--- START OF Data for this exercise ---

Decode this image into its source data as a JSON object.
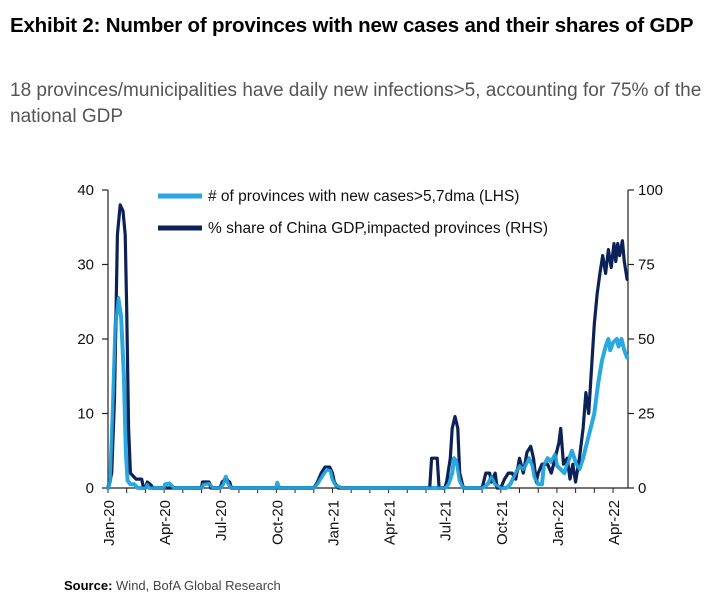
{
  "header": {
    "title": "Exhibit 2: Number of provinces with new cases and their shares of GDP",
    "subtitle": "18 provinces/municipalities have daily new infections>5, accounting for 75% of the national GDP"
  },
  "footer": {
    "source_label": "Source:",
    "source_text": "Wind, BofA Global Research"
  },
  "chart_data": {
    "type": "line",
    "ylim_left": [
      0,
      40
    ],
    "ylim_right": [
      0,
      100
    ],
    "yticks_left": [
      "0",
      "10",
      "20",
      "30",
      "40"
    ],
    "yticks_right": [
      "0",
      "25",
      "50",
      "75",
      "100"
    ],
    "xlabels": [
      "Jan-20",
      "Apr-20",
      "Jul-20",
      "Oct-20",
      "Jan-21",
      "Apr-21",
      "Jul-21",
      "Oct-21",
      "Jan-22",
      "Apr-22"
    ],
    "xlabel_positions": [
      0,
      3,
      6,
      9,
      12,
      15,
      18,
      21,
      24,
      27
    ],
    "x_max": 27.8,
    "legend_position": "top",
    "grid": false,
    "series": [
      {
        "name": "# of provinces with  new cases>5,7dma (LHS)",
        "axis": "left",
        "color": "#29a8e0",
        "points": [
          [
            0.0,
            0
          ],
          [
            0.12,
            1
          ],
          [
            0.25,
            10
          ],
          [
            0.4,
            22
          ],
          [
            0.55,
            25.5
          ],
          [
            0.7,
            23
          ],
          [
            0.85,
            15
          ],
          [
            0.95,
            5
          ],
          [
            1.05,
            1
          ],
          [
            1.2,
            0.5
          ],
          [
            1.4,
            0.5
          ],
          [
            1.6,
            0
          ],
          [
            1.9,
            0
          ],
          [
            2.0,
            0
          ],
          [
            2.1,
            0.5
          ],
          [
            2.2,
            0
          ],
          [
            3.0,
            0
          ],
          [
            3.05,
            0.5
          ],
          [
            3.3,
            0.6
          ],
          [
            3.5,
            0
          ],
          [
            5.0,
            0
          ],
          [
            5.1,
            0.5
          ],
          [
            5.4,
            0.6
          ],
          [
            5.6,
            0
          ],
          [
            6.0,
            0
          ],
          [
            6.15,
            0.5
          ],
          [
            6.3,
            1.5
          ],
          [
            6.45,
            0.5
          ],
          [
            6.6,
            0
          ],
          [
            9.0,
            0
          ],
          [
            9.05,
            0.7
          ],
          [
            9.15,
            0
          ],
          [
            11.0,
            0
          ],
          [
            11.2,
            0.6
          ],
          [
            11.5,
            1.8
          ],
          [
            11.7,
            2.5
          ],
          [
            11.9,
            2.3
          ],
          [
            12.0,
            1.2
          ],
          [
            12.2,
            0.3
          ],
          [
            12.5,
            0
          ],
          [
            18.0,
            0
          ],
          [
            18.2,
            0.5
          ],
          [
            18.4,
            2
          ],
          [
            18.5,
            4
          ],
          [
            18.65,
            3.5
          ],
          [
            18.8,
            1
          ],
          [
            19.0,
            0
          ],
          [
            20.0,
            0
          ],
          [
            20.3,
            0.5
          ],
          [
            20.5,
            1.5
          ],
          [
            20.7,
            0.5
          ],
          [
            21.0,
            0
          ],
          [
            21.3,
            0
          ],
          [
            21.5,
            0.5
          ],
          [
            21.8,
            2
          ],
          [
            22.0,
            3
          ],
          [
            22.2,
            2.5
          ],
          [
            22.5,
            4
          ],
          [
            22.7,
            3
          ],
          [
            22.8,
            1.5
          ],
          [
            23.0,
            0.5
          ],
          [
            23.2,
            0.5
          ],
          [
            23.3,
            3
          ],
          [
            23.5,
            4
          ],
          [
            23.7,
            3.5
          ],
          [
            23.9,
            4.5
          ],
          [
            24.0,
            3
          ],
          [
            24.2,
            2.5
          ],
          [
            24.4,
            2
          ],
          [
            24.6,
            3.5
          ],
          [
            24.8,
            5
          ],
          [
            25.0,
            3.5
          ],
          [
            25.2,
            2.5
          ],
          [
            25.4,
            4
          ],
          [
            25.6,
            6
          ],
          [
            25.8,
            8
          ],
          [
            26.0,
            10
          ],
          [
            26.2,
            14
          ],
          [
            26.4,
            17
          ],
          [
            26.6,
            19
          ],
          [
            26.75,
            20
          ],
          [
            26.85,
            18.5
          ],
          [
            27.0,
            19.5
          ],
          [
            27.2,
            20
          ],
          [
            27.3,
            19
          ],
          [
            27.45,
            20
          ],
          [
            27.6,
            18.5
          ],
          [
            27.75,
            17.5
          ]
        ]
      },
      {
        "name": "% share of China GDP,impacted provinces (RHS)",
        "axis": "right",
        "color": "#0c2157",
        "points": [
          [
            0.0,
            0
          ],
          [
            0.2,
            5
          ],
          [
            0.35,
            30
          ],
          [
            0.5,
            85
          ],
          [
            0.65,
            95
          ],
          [
            0.8,
            93
          ],
          [
            0.92,
            85
          ],
          [
            1.0,
            60
          ],
          [
            1.1,
            20
          ],
          [
            1.2,
            5
          ],
          [
            1.5,
            3
          ],
          [
            1.8,
            3
          ],
          [
            1.9,
            0
          ],
          [
            2.0,
            0
          ],
          [
            2.1,
            2
          ],
          [
            2.3,
            1
          ],
          [
            2.4,
            0
          ],
          [
            5.0,
            0
          ],
          [
            5.05,
            2
          ],
          [
            5.4,
            2
          ],
          [
            5.5,
            0
          ],
          [
            6.0,
            0
          ],
          [
            6.1,
            2
          ],
          [
            6.3,
            3
          ],
          [
            6.5,
            2
          ],
          [
            6.6,
            0
          ],
          [
            11.0,
            0
          ],
          [
            11.2,
            2
          ],
          [
            11.4,
            5
          ],
          [
            11.6,
            7
          ],
          [
            11.85,
            7
          ],
          [
            12.0,
            5
          ],
          [
            12.1,
            2
          ],
          [
            12.3,
            0
          ],
          [
            17.2,
            0
          ],
          [
            17.3,
            10
          ],
          [
            17.6,
            10
          ],
          [
            17.7,
            0
          ],
          [
            18.0,
            0
          ],
          [
            18.1,
            2
          ],
          [
            18.3,
            10
          ],
          [
            18.4,
            20
          ],
          [
            18.55,
            24
          ],
          [
            18.7,
            20
          ],
          [
            18.8,
            5
          ],
          [
            19.0,
            0
          ],
          [
            20.0,
            0
          ],
          [
            20.2,
            5
          ],
          [
            20.4,
            5
          ],
          [
            20.5,
            2
          ],
          [
            20.7,
            5
          ],
          [
            20.8,
            0
          ],
          [
            21.0,
            0
          ],
          [
            21.2,
            3
          ],
          [
            21.4,
            5
          ],
          [
            21.6,
            5
          ],
          [
            21.8,
            3
          ],
          [
            22.0,
            10
          ],
          [
            22.2,
            5
          ],
          [
            22.4,
            12
          ],
          [
            22.6,
            14
          ],
          [
            22.75,
            10
          ],
          [
            22.9,
            2
          ],
          [
            23.0,
            5
          ],
          [
            23.2,
            8
          ],
          [
            23.5,
            8
          ],
          [
            23.7,
            5
          ],
          [
            23.9,
            10
          ],
          [
            24.1,
            15
          ],
          [
            24.2,
            20
          ],
          [
            24.35,
            8
          ],
          [
            24.55,
            10
          ],
          [
            24.7,
            3
          ],
          [
            24.85,
            8
          ],
          [
            25.0,
            2
          ],
          [
            25.2,
            10
          ],
          [
            25.4,
            20
          ],
          [
            25.55,
            32
          ],
          [
            25.7,
            25
          ],
          [
            25.85,
            40
          ],
          [
            26.0,
            55
          ],
          [
            26.15,
            65
          ],
          [
            26.3,
            72
          ],
          [
            26.45,
            78
          ],
          [
            26.6,
            72
          ],
          [
            26.75,
            80
          ],
          [
            26.9,
            74
          ],
          [
            27.05,
            82
          ],
          [
            27.15,
            76
          ],
          [
            27.25,
            82
          ],
          [
            27.35,
            78
          ],
          [
            27.5,
            83
          ],
          [
            27.6,
            76
          ],
          [
            27.75,
            70
          ]
        ]
      }
    ]
  }
}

--- END OF Data for this exercise ---

### Task requirements
In the material above, show every line where the word "cases" turns up.

### Reply
    "title": "Exhibit 2: Number of provinces with new cases and their shares of GDP",
        "name": "# of provinces with  new cases>5,7dma (LHS)",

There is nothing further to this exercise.